Task:
Repeat, line for line, the entries printed below.

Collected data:

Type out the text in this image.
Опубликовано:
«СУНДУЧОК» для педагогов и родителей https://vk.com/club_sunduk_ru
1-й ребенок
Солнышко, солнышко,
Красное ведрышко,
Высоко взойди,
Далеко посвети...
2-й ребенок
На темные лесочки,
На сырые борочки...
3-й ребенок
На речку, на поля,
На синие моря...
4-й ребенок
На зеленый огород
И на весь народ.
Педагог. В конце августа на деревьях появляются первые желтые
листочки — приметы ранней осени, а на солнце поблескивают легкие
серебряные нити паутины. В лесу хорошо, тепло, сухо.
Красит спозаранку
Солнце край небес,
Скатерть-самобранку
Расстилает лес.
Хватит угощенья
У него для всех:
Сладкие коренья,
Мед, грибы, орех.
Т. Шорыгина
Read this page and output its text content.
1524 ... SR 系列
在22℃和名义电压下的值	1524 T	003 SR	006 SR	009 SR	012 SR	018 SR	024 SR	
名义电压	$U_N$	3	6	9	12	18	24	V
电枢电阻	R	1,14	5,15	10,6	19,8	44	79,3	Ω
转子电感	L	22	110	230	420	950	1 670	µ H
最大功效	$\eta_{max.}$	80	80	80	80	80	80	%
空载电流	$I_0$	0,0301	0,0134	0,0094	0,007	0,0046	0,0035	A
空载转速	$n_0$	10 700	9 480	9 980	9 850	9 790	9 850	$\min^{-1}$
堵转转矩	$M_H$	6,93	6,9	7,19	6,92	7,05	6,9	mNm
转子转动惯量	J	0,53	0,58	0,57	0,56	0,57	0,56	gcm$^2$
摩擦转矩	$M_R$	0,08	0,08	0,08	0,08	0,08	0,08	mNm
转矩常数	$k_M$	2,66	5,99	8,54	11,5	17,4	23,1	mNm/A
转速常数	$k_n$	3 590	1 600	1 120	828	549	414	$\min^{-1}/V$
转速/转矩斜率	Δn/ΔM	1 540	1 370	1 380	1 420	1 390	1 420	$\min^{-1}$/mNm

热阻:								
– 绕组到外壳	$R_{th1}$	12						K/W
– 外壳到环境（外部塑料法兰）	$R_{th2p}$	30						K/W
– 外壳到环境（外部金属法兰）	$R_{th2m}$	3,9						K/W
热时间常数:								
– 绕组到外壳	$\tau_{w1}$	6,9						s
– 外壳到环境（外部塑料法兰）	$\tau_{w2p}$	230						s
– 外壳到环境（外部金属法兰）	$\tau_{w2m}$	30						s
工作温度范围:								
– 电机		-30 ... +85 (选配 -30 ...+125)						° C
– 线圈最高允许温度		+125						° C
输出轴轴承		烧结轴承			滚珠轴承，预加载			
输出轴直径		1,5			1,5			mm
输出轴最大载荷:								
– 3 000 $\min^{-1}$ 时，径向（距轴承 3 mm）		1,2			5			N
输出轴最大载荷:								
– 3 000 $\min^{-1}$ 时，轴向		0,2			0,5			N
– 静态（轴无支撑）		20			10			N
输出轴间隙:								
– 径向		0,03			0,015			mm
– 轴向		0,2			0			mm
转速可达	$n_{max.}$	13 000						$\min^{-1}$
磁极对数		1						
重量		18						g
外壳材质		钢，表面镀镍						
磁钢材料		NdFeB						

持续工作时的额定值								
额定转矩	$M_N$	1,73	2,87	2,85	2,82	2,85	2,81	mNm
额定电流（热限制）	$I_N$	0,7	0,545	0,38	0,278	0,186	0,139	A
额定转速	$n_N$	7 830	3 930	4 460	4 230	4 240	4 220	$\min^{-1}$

Output below:
Type out the text in this image.
Опубликовано:
«СУНДУЧОК» для педагогов и родителей https://vk.com/club_sunduk_ru
1-й ребенок
Солнышко, солнышко,
Красное ведрышко,
Высоко взойди,
Далеко посвети...
2-й ребенок
На темные лесочки,
На сырые борочки...
3-й ребенок
На речку, на поля,
На синие моря...
4-й ребенок
На зеленый огород
И на весь народ.
Педагог. В конце августа на деревьях появляются первые желтые
листочки — приметы ранней осени, а на солнце поблескивают легкие
серебряные нити паутины. В лесу хорошо, тепло, сухо.
Красит спозаранку
Солнце край небес,
Скатерть-самобранку
Расстилает лес.
Хватит угощенья
У него для всех:
Сладкие коренья,
Мед, грибы, орех.
Т. Шорыгина
Read this page and output its text content.
1524 ... SR 系列
在22℃和名义电压下的值	1524 T	003 SR	006 SR	009 SR	012 SR	018 SR	024 SR	
名义电压	$U_N$	3	6	9	12	18	24	V
电枢电阻	R	1,14	5,15	10,6	19,8	44	79,3	Ω
转子电感	L	22	110	230	420	950	1 670	µ H
最大功效	$\eta_{max.}$	80	80	80	80	80	80	%
空载电流	$I_0$	0,0301	0,0134	0,0094	0,007	0,0046	0,0035	A
空载转速	$n_0$	10 700	9 480	9 980	9 850	9 790	9 850	$\min^{-1}$
堵转转矩	$M_H$	6,93	6,9	7,19	6,92	7,05	6,9	mNm
转子转动惯量	J	0,53	0,58	0,57	0,56	0,57	0,56	gcm$^2$
摩擦转矩	$M_R$	0,08	0,08	0,08	0,08	0,08	0,08	mNm
转矩常数	$k_M$	2,66	5,99	8,54	11,5	17,4	23,1	mNm/A
转速常数	$k_n$	3 590	1 600	1 120	828	549	414	$\min^{-1}/V$
转速/转矩斜率	Δn/ΔM	1 540	1 370	1 380	1 420	1 390	1 420	$\min^{-1}$/mNm

热阻:								
– 绕组到外壳	$R_{th1}$	12						K/W
– 外壳到环境（外部塑料法兰）	$R_{th2p}$	30						K/W
– 外壳到环境（外部金属法兰）	$R_{th2m}$	3,9						K/W
热时间常数:								
– 绕组到外壳	$\tau_{w1}$	6,9						s
– 外壳到环境（外部塑料法兰）	$\tau_{w2p}$	230						s
– 外壳到环境（外部金属法兰）	$\tau_{w2m}$	30						s
工作温度范围:								
– 电机		-30 ... +85 (选配 -30 ...+125)						° C
– 线圈最高允许温度		+125						° C
输出轴轴承		烧结轴承			滚珠轴承，预加载			
输出轴直径		1,5			1,5			mm
输出轴最大载荷:								
– 3 000 $\min^{-1}$ 时，径向（距轴承 3 mm）		1,2			5			N
输出轴最大载荷:								
– 3 000 $\min^{-1}$ 时，轴向		0,2			0,5			N
– 静态（轴无支撑）		20			10			N
输出轴间隙:								
– 径向		0,03			0,015			mm
– 轴向		0,2			0			mm
转速可达	$n_{max.}$	13 000						$\min^{-1}$
磁极对数		1						
重量		18						g
外壳材质		钢，表面镀镍						
磁钢材料		NdFeB						

持续工作时的额定值								
额定转矩	$M_N$	1,73	2,87	2,85	2,82	2,85	2,81	mNm
额定电流（热限制）	$I_N$	0,7	0,545	0,38	0,278	0,186	0,139	A
额定转速	$n_N$	7 830	3 930	4 460	4 230	4 240	4 220	$\min^{-1}$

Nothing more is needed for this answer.